**Exercise brief:** Copy out the complete listing, word for word.

**Source records:**
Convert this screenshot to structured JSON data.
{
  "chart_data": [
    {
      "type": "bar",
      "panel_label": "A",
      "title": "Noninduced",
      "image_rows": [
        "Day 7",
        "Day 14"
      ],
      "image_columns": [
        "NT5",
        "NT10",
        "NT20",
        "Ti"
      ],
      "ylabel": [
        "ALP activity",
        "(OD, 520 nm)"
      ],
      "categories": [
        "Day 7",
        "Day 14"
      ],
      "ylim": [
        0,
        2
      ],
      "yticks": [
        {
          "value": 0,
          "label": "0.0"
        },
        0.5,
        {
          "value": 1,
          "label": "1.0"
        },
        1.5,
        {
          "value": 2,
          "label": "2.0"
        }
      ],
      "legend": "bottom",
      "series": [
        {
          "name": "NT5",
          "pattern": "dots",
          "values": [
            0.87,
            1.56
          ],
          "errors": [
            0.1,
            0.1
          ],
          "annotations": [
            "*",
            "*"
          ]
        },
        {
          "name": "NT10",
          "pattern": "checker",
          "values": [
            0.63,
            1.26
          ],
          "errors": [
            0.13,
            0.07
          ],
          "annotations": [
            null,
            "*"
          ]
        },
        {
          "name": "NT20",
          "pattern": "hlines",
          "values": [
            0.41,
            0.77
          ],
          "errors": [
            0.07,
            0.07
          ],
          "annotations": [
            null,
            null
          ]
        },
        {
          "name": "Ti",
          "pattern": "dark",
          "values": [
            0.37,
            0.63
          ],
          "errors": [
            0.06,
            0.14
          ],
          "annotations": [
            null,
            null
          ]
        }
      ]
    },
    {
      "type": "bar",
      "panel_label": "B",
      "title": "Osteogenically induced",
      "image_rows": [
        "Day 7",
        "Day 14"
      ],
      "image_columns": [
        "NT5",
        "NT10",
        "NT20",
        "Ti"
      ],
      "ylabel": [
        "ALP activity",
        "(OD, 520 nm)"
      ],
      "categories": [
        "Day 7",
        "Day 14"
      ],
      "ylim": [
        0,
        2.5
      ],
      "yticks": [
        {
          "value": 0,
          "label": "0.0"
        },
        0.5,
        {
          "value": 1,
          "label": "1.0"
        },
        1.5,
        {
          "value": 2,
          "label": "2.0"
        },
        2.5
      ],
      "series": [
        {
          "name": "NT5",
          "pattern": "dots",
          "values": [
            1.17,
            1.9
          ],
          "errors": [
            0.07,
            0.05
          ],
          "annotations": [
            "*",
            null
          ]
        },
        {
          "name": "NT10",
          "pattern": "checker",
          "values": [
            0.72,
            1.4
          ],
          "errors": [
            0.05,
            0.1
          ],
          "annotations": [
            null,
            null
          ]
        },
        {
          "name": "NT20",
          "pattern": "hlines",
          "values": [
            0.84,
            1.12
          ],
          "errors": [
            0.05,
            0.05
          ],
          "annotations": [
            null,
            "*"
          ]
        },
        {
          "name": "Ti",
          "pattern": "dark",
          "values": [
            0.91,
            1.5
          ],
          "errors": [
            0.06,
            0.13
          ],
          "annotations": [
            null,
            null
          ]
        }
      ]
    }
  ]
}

**Exercise response:**
Convert this screenshot to structured JSON data.
{
  "chart_data": [
    {
      "type": "bar",
      "panel_label": "A",
      "title": "Noninduced",
      "image_rows": [
        "Day 7",
        "Day 14"
      ],
      "image_columns": [
        "NT5",
        "NT10",
        "NT20",
        "Ti"
      ],
      "ylabel": [
        "ALP activity",
        "(OD, 520 nm)"
      ],
      "categories": [
        "Day 7",
        "Day 14"
      ],
      "ylim": [
        0,
        2
      ],
      "yticks": [
        {
          "value": 0,
          "label": "0.0"
        },
        0.5,
        {
          "value": 1,
          "label": "1.0"
        },
        1.5,
        {
          "value": 2,
          "label": "2.0"
        }
      ],
      "legend": "bottom",
      "series": [
        {
          "name": "NT5",
          "pattern": "dots",
          "values": [
            0.87,
            1.56
          ],
          "errors": [
            0.1,
            0.1
          ],
          "annotations": [
            "*",
            "*"
          ]
        },
        {
          "name": "NT10",
          "pattern": "checker",
          "values": [
            0.63,
            1.26
          ],
          "errors": [
            0.13,
            0.07
          ],
          "annotations": [
            null,
            "*"
          ]
        },
        {
          "name": "NT20",
          "pattern": "hlines",
          "values": [
            0.41,
            0.77
          ],
          "errors": [
            0.07,
            0.07
          ],
          "annotations": [
            null,
            null
          ]
        },
        {
          "name": "Ti",
          "pattern": "dark",
          "values": [
            0.37,
            0.63
          ],
          "errors": [
            0.06,
            0.14
          ],
          "annotations": [
            null,
            null
          ]
        }
      ]
    },
    {
      "type": "bar",
      "panel_label": "B",
      "title": "Osteogenically induced",
      "image_rows": [
        "Day 7",
        "Day 14"
      ],
      "image_columns": [
        "NT5",
        "NT10",
        "NT20",
        "Ti"
      ],
      "ylabel": [
        "ALP activity",
        "(OD, 520 nm)"
      ],
      "categories": [
        "Day 7",
        "Day 14"
      ],
      "ylim": [
        0,
        2.5
      ],
      "yticks": [
        {
          "value": 0,
          "label": "0.0"
        },
        0.5,
        {
          "value": 1,
          "label": "1.0"
        },
        1.5,
        {
          "value": 2,
          "label": "2.0"
        },
        2.5
      ],
      "series": [
        {
          "name": "NT5",
          "pattern": "dots",
          "values": [
            1.17,
            1.9
          ],
          "errors": [
            0.07,
            0.05
          ],
          "annotations": [
            "*",
            null
          ]
        },
        {
          "name": "NT10",
          "pattern": "checker",
          "values": [
            0.72,
            1.4
          ],
          "errors": [
            0.05,
            0.1
          ],
          "annotations": [
            null,
            null
          ]
        },
        {
          "name": "NT20",
          "pattern": "hlines",
          "values": [
            0.84,
            1.12
          ],
          "errors": [
            0.05,
            0.05
          ],
          "annotations": [
            null,
            "*"
          ]
        },
        {
          "name": "Ti",
          "pattern": "dark",
          "values": [
            0.91,
            1.5
          ],
          "errors": [
            0.06,
            0.13
          ],
          "annotations": [
            null,
            null
          ]
        }
      ]
    }
  ]
}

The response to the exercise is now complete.